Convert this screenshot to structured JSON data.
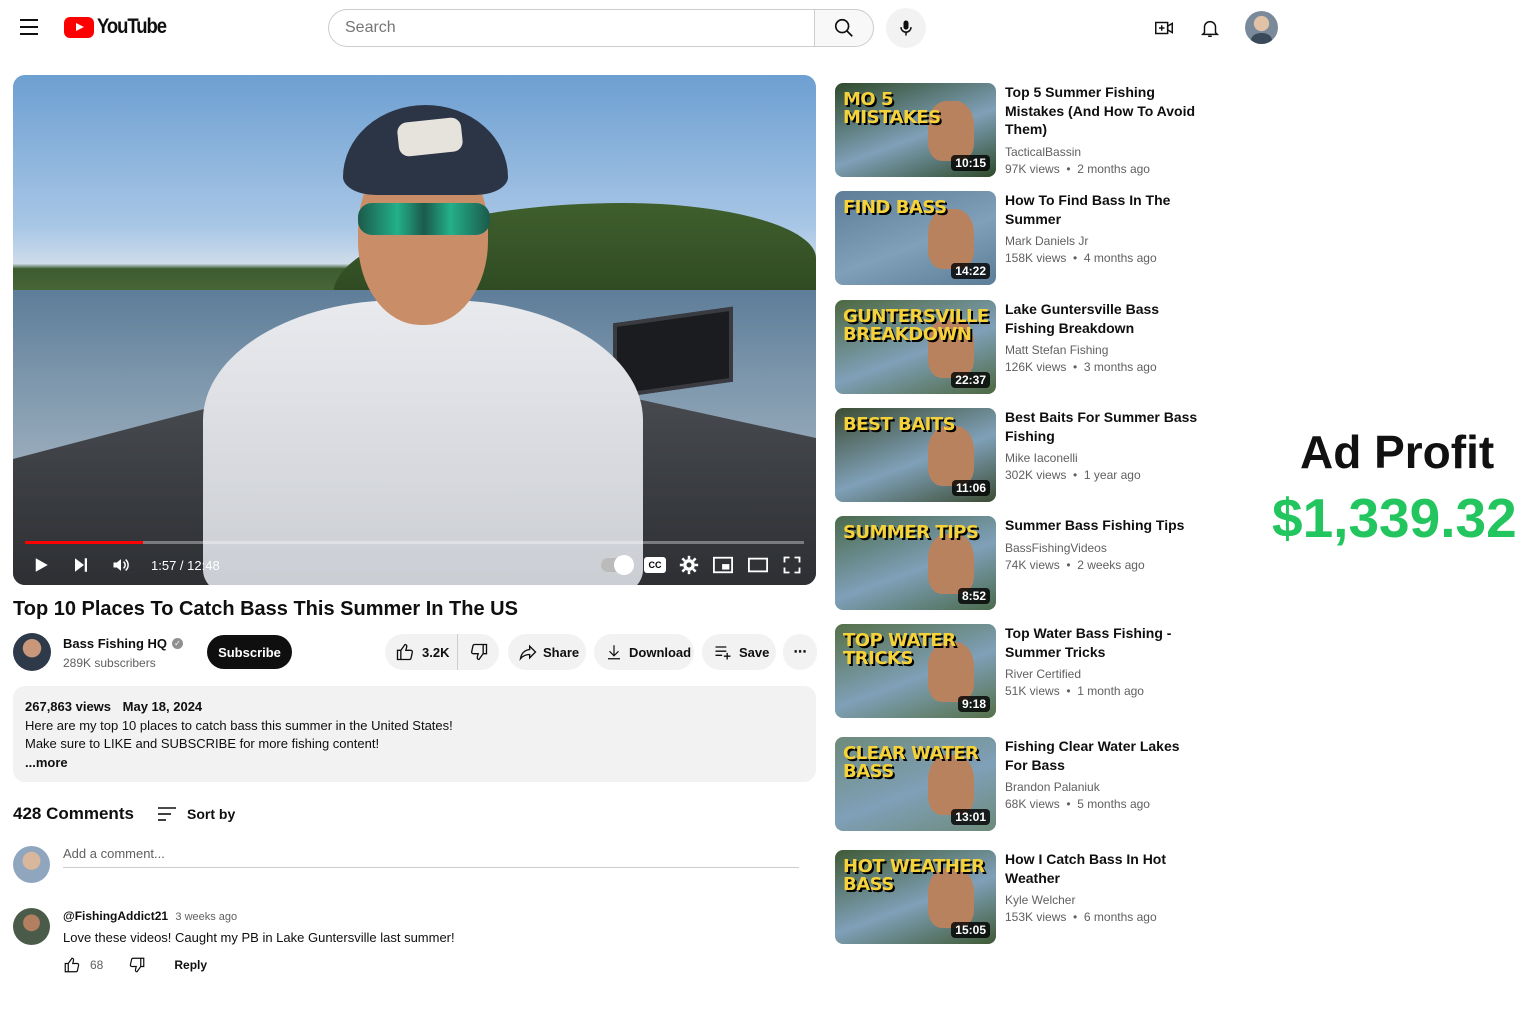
{
  "header": {
    "logo_text": "YouTube",
    "search_placeholder": "Search"
  },
  "player": {
    "time": "1:57 / 12:48",
    "progress": 0.152,
    "cc_label": "CC"
  },
  "video": {
    "title": "Top 10 Places To Catch Bass This Summer In The US",
    "channel_name": "Bass Fishing HQ",
    "subscribers": "289K subscribers",
    "subscribe_label": "Subscribe",
    "likes": "3.2K",
    "share_label": "Share",
    "download_label": "Download",
    "save_label": "Save",
    "more_label": "⋯"
  },
  "description": {
    "views": "267,863 views",
    "date": "May 18, 2024",
    "line1": "Here are my top 10 places to catch bass this summer in the United States!",
    "line2": "Make sure to LIKE and SUBSCRIBE for more fishing content!",
    "more": "...more"
  },
  "comments": {
    "count_label": "428 Comments",
    "sort_label": "Sort by",
    "add_placeholder": "Add a comment...",
    "items": [
      {
        "author": "@FishingAddict21",
        "time": "3 weeks ago",
        "text": "Love these videos! Caught my PB in Lake Guntersville last summer!",
        "likes": "68",
        "reply_label": "Reply"
      }
    ]
  },
  "recommendations": [
    {
      "title": "Top 5 Summer Fishing Mistakes (And How To Avoid Them)",
      "channel": "TacticalBassin",
      "views": "97K views",
      "age": "2 months ago",
      "duration": "10:15",
      "thumb_text": "MO 5 MISTAKES",
      "thumb_bg": "#2f4a2a"
    },
    {
      "title": "How To Find Bass In The Summer",
      "channel": "Mark Daniels Jr",
      "views": "158K views",
      "age": "4 months ago",
      "duration": "14:22",
      "thumb_text": "FIND BASS",
      "thumb_bg": "#5d7d98"
    },
    {
      "title": "Lake Guntersville Bass Fishing Breakdown",
      "channel": "Matt Stefan Fishing",
      "views": "126K views",
      "age": "3 months ago",
      "duration": "22:37",
      "thumb_text": "GUNTERSVILLE BREAKDOWN",
      "thumb_bg": "#4d6840"
    },
    {
      "title": "Best Baits For Summer Bass Fishing",
      "channel": "Mike Iaconelli",
      "views": "302K views",
      "age": "1 year ago",
      "duration": "11:06",
      "thumb_text": "BEST BAITS",
      "thumb_bg": "#3c4c33"
    },
    {
      "title": "Summer Bass Fishing Tips",
      "channel": "BassFishingVideos",
      "views": "74K views",
      "age": "2 weeks ago",
      "duration": "8:52",
      "thumb_text": "SUMMER TIPS",
      "thumb_bg": "#4a6a4c"
    },
    {
      "title": "Top Water Bass Fishing - Summer Tricks",
      "channel": "River Certified",
      "views": "51K views",
      "age": "1 month ago",
      "duration": "9:18",
      "thumb_text": "TOP WATER TRICKS",
      "thumb_bg": "#557048"
    },
    {
      "title": "Fishing Clear Water Lakes For Bass",
      "channel": "Brandon Palaniuk",
      "views": "68K views",
      "age": "5 months ago",
      "duration": "13:01",
      "thumb_text": "CLEAR WATER BASS",
      "thumb_bg": "#6d8a7a"
    },
    {
      "title": "How I Catch Bass In Hot Weather",
      "channel": "Kyle Welcher",
      "views": "153K views",
      "age": "6 months ago",
      "duration": "15:05",
      "thumb_text": "HOT WEATHER BASS",
      "thumb_bg": "#3f5a35"
    }
  ],
  "overlay": {
    "label": "Ad Profit",
    "value": "$1,339.32",
    "value_color": "#22c55e"
  }
}
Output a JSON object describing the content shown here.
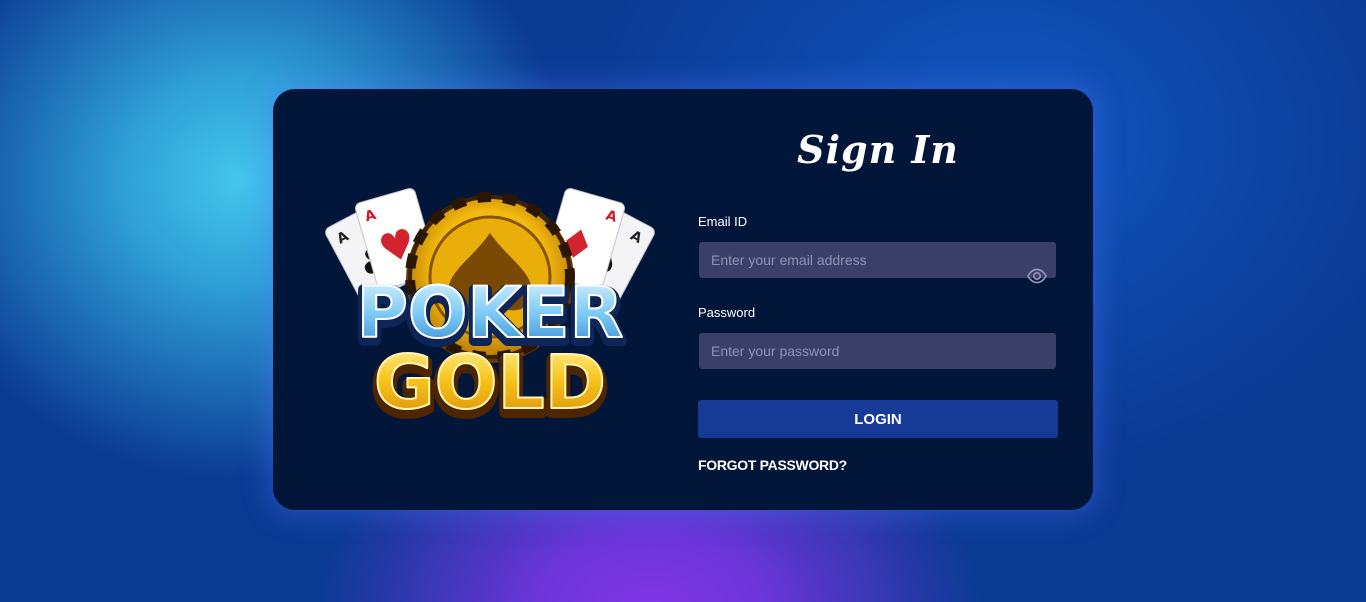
{
  "logo": {
    "line1": "POKER",
    "line2": "GOLD",
    "card_rank": "A"
  },
  "signin": {
    "title": "Sign In",
    "email_label": "Email ID",
    "email_placeholder": "Enter your email address",
    "email_value": "",
    "password_label": "Password",
    "password_placeholder": "Enter your password",
    "password_value": "",
    "login_label": "LOGIN",
    "forgot_label": "FORGOT PASSWORD?"
  },
  "icons": {
    "password_toggle": "eye-icon"
  },
  "colors": {
    "card_bg": "#02163a",
    "input_bg": "#3a3f6a",
    "button_bg": "#173a96",
    "gold": "#f6c21a",
    "poker_blue": "#6cc6f2"
  }
}
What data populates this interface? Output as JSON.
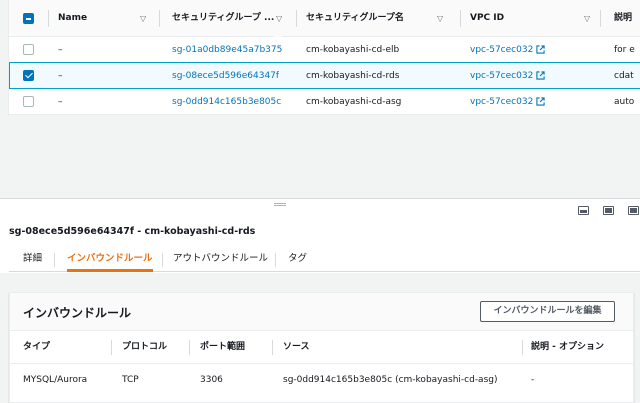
{
  "security_groups": {
    "columns": [
      "Name",
      "セキュリティグループ ...",
      "セキュリティグループ名",
      "VPC ID",
      "説明"
    ],
    "rows": [
      {
        "name": "–",
        "group_id": "sg-01a0db89e45a7b375",
        "group_name": "cm-kobayashi-cd-elb",
        "vpc_id": "vpc-57cec032",
        "description": "for e",
        "selected": false
      },
      {
        "name": "–",
        "group_id": "sg-08ece5d596e64347f",
        "group_name": "cm-kobayashi-cd-rds",
        "vpc_id": "vpc-57cec032",
        "description": "cdat",
        "selected": true
      },
      {
        "name": "–",
        "group_id": "sg-0dd914c165b3e805c",
        "group_name": "cm-kobayashi-cd-asg",
        "vpc_id": "vpc-57cec032",
        "description": "auto",
        "selected": false
      }
    ]
  },
  "detail": {
    "title": "sg-08ece5d596e64347f - cm-kobayashi-cd-rds",
    "tabs": [
      {
        "label": "詳細",
        "active": false
      },
      {
        "label": "インバウンドルール",
        "active": true
      },
      {
        "label": "アウトバウンドルール",
        "active": false
      },
      {
        "label": "タグ",
        "active": false
      }
    ]
  },
  "inbound": {
    "title": "インバウンドルール",
    "edit_button": "インバウンドルールを編集",
    "columns": [
      "タイプ",
      "プロトコル",
      "ポート範囲",
      "ソース",
      "説明 - オプション"
    ],
    "rows": [
      {
        "type": "MYSQL/Aurora",
        "protocol": "TCP",
        "port_range": "3306",
        "source": "sg-0dd914c165b3e805c (cm-kobayashi-cd-asg)",
        "description": "-"
      }
    ]
  },
  "colors": {
    "link": "#0073bb",
    "accent": "#ec7211",
    "selected_border": "#00a1c9"
  }
}
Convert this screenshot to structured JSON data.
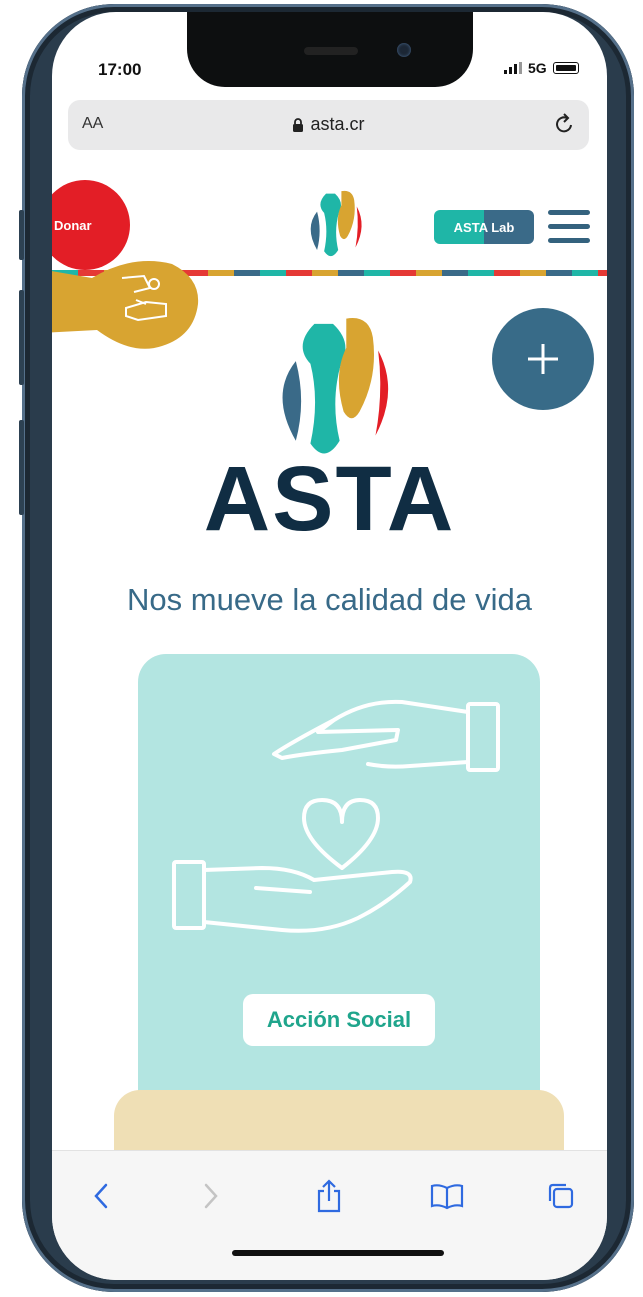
{
  "status_bar": {
    "time": "17:00",
    "network": "5G"
  },
  "browser": {
    "text_size": "AA",
    "url": "asta.cr"
  },
  "site": {
    "donate_label": "Donar",
    "lab_label": "ASTA Lab",
    "brand_name": "ASTA",
    "tagline": "Nos mueve la calidad de vida",
    "card_label": "Acción Social"
  },
  "colors": {
    "teal": "#1fb6a7",
    "red": "#e31e26",
    "gold": "#d8a431",
    "blue": "#386b88",
    "navy": "#102d43",
    "card_bg": "#b3e5e1",
    "card2_bg": "#efdfb5"
  },
  "icons": {
    "url_lock": "lock-icon",
    "url_reload": "reload-icon",
    "hands_coin": "hand-coin-icon",
    "menu": "hamburger-menu-icon",
    "plus": "plus-icon",
    "card_art": "caring-hands-heart-icon",
    "nav": [
      "back-icon",
      "forward-icon",
      "share-icon",
      "bookmarks-icon",
      "tabs-icon"
    ]
  }
}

________________

§ **WHAT TO PRODUCE**: Reproduce all of the material above word for word. Omit the pictures.

§ **RESPONSE TO THE EXERCISE**:
Convert this screenshot to structured JSON data.
{
  "header": {
    "logo_text": "YouTube",
    "search_placeholder": "Search"
  },
  "player": {
    "time": "1:57 / 12:48",
    "progress": 0.152,
    "cc_label": "CC"
  },
  "video": {
    "title": "Top 10 Places To Catch Bass This Summer In The US",
    "channel_name": "Bass Fishing HQ",
    "subscribers": "289K subscribers",
    "subscribe_label": "Subscribe",
    "likes": "3.2K",
    "share_label": "Share",
    "download_label": "Download",
    "save_label": "Save",
    "more_label": "⋯"
  },
  "description": {
    "views": "267,863 views",
    "date": "May 18, 2024",
    "line1": "Here are my top 10 places to catch bass this summer in the United States!",
    "line2": "Make sure to LIKE and SUBSCRIBE for more fishing content!",
    "more": "...more"
  },
  "comments": {
    "count_label": "428 Comments",
    "sort_label": "Sort by",
    "add_placeholder": "Add a comment...",
    "items": [
      {
        "author": "@FishingAddict21",
        "time": "3 weeks ago",
        "text": "Love these videos! Caught my PB in Lake Guntersville last summer!",
        "likes": "68",
        "reply_label": "Reply"
      }
    ]
  },
  "recommendations": [
    {
      "title": "Top 5 Summer Fishing Mistakes (And How To Avoid Them)",
      "channel": "TacticalBassin",
      "views": "97K views",
      "age": "2 months ago",
      "duration": "10:15",
      "thumb_text": "MO 5 MISTAKES",
      "thumb_bg": "#2f4a2a"
    },
    {
      "title": "How To Find Bass In The Summer",
      "channel": "Mark Daniels Jr",
      "views": "158K views",
      "age": "4 months ago",
      "duration": "14:22",
      "thumb_text": "FIND BASS",
      "thumb_bg": "#5d7d98"
    },
    {
      "title": "Lake Guntersville Bass Fishing Breakdown",
      "channel": "Matt Stefan Fishing",
      "views": "126K views",
      "age": "3 months ago",
      "duration": "22:37",
      "thumb_text": "GUNTERSVILLE BREAKDOWN",
      "thumb_bg": "#4d6840"
    },
    {
      "title": "Best Baits For Summer Bass Fishing",
      "channel": "Mike Iaconelli",
      "views": "302K views",
      "age": "1 year ago",
      "duration": "11:06",
      "thumb_text": "BEST BAITS",
      "thumb_bg": "#3c4c33"
    },
    {
      "title": "Summer Bass Fishing Tips",
      "channel": "BassFishingVideos",
      "views": "74K views",
      "age": "2 weeks ago",
      "duration": "8:52",
      "thumb_text": "SUMMER TIPS",
      "thumb_bg": "#4a6a4c"
    },
    {
      "title": "Top Water Bass Fishing - Summer Tricks",
      "channel": "River Certified",
      "views": "51K views",
      "age": "1 month ago",
      "duration": "9:18",
      "thumb_text": "TOP WATER TRICKS",
      "thumb_bg": "#557048"
    },
    {
      "title": "Fishing Clear Water Lakes For Bass",
      "channel": "Brandon Palaniuk",
      "views": "68K views",
      "age": "5 months ago",
      "duration": "13:01",
      "thumb_text": "CLEAR WATER BASS",
      "thumb_bg": "#6d8a7a"
    },
    {
      "title": "How I Catch Bass In Hot Weather",
      "channel": "Kyle Welcher",
      "views": "153K views",
      "age": "6 months ago",
      "duration": "15:05",
      "thumb_text": "HOT WEATHER BASS",
      "thumb_bg": "#3f5a35"
    }
  ],
  "overlay": {
    "label": "Ad Profit",
    "value": "$1,339.32",
    "value_color": "#22c55e"
  }
}
Output a JSON object describing the content shown here.
{
  "logo": {
    "line1": "POKER",
    "line2": "GOLD",
    "card_rank": "A"
  },
  "signin": {
    "title": "Sign In",
    "email_label": "Email ID",
    "email_placeholder": "Enter your email address",
    "email_value": "",
    "password_label": "Password",
    "password_placeholder": "Enter your password",
    "password_value": "",
    "login_label": "LOGIN",
    "forgot_label": "FORGOT PASSWORD?"
  },
  "icons": {
    "password_toggle": "eye-icon"
  },
  "colors": {
    "card_bg": "#02163a",
    "input_bg": "#3a3f6a",
    "button_bg": "#173a96",
    "gold": "#f6c21a",
    "poker_blue": "#6cc6f2"
  }
}
What data populates this interface? Output as JSON.
{
  "security_groups": {
    "columns": [
      "Name",
      "セキュリティグループ ...",
      "セキュリティグループ名",
      "VPC ID",
      "説明"
    ],
    "rows": [
      {
        "name": "–",
        "group_id": "sg-01a0db89e45a7b375",
        "group_name": "cm-kobayashi-cd-elb",
        "vpc_id": "vpc-57cec032",
        "description": "for e",
        "selected": false
      },
      {
        "name": "–",
        "group_id": "sg-08ece5d596e64347f",
        "group_name": "cm-kobayashi-cd-rds",
        "vpc_id": "vpc-57cec032",
        "description": "cdat",
        "selected": true
      },
      {
        "name": "–",
        "group_id": "sg-0dd914c165b3e805c",
        "group_name": "cm-kobayashi-cd-asg",
        "vpc_id": "vpc-57cec032",
        "description": "auto",
        "selected": false
      }
    ]
  },
  "detail": {
    "title": "sg-08ece5d596e64347f - cm-kobayashi-cd-rds",
    "tabs": [
      {
        "label": "詳細",
        "active": false
      },
      {
        "label": "インバウンドルール",
        "active": true
      },
      {
        "label": "アウトバウンドルール",
        "active": false
      },
      {
        "label": "タグ",
        "active": false
      }
    ]
  },
  "inbound": {
    "title": "インバウンドルール",
    "edit_button": "インバウンドルールを編集",
    "columns": [
      "タイプ",
      "プロトコル",
      "ポート範囲",
      "ソース",
      "説明 - オプション"
    ],
    "rows": [
      {
        "type": "MYSQL/Aurora",
        "protocol": "TCP",
        "port_range": "3306",
        "source": "sg-0dd914c165b3e805c (cm-kobayashi-cd-asg)",
        "description": "-"
      }
    ]
  },
  "colors": {
    "link": "#0073bb",
    "accent": "#ec7211",
    "selected_border": "#00a1c9"
  }
}
Convert this screenshot to structured JSON data.
{
  "status_bar": {
    "time": "17:00",
    "network": "5G"
  },
  "browser": {
    "text_size": "AA",
    "url": "asta.cr"
  },
  "site": {
    "donate_label": "Donar",
    "lab_label": "ASTA Lab",
    "brand_name": "ASTA",
    "tagline": "Nos mueve la calidad de vida",
    "card_label": "Acción Social"
  },
  "colors": {
    "teal": "#1fb6a7",
    "red": "#e31e26",
    "gold": "#d8a431",
    "blue": "#386b88",
    "navy": "#102d43",
    "card_bg": "#b3e5e1",
    "card2_bg": "#efdfb5"
  },
  "icons": {
    "url_lock": "lock-icon",
    "url_reload": "reload-icon",
    "hands_coin": "hand-coin-icon",
    "menu": "hamburger-menu-icon",
    "plus": "plus-icon",
    "card_art": "caring-hands-heart-icon",
    "nav": [
      "back-icon",
      "forward-icon",
      "share-icon",
      "bookmarks-icon",
      "tabs-icon"
    ]
  }
}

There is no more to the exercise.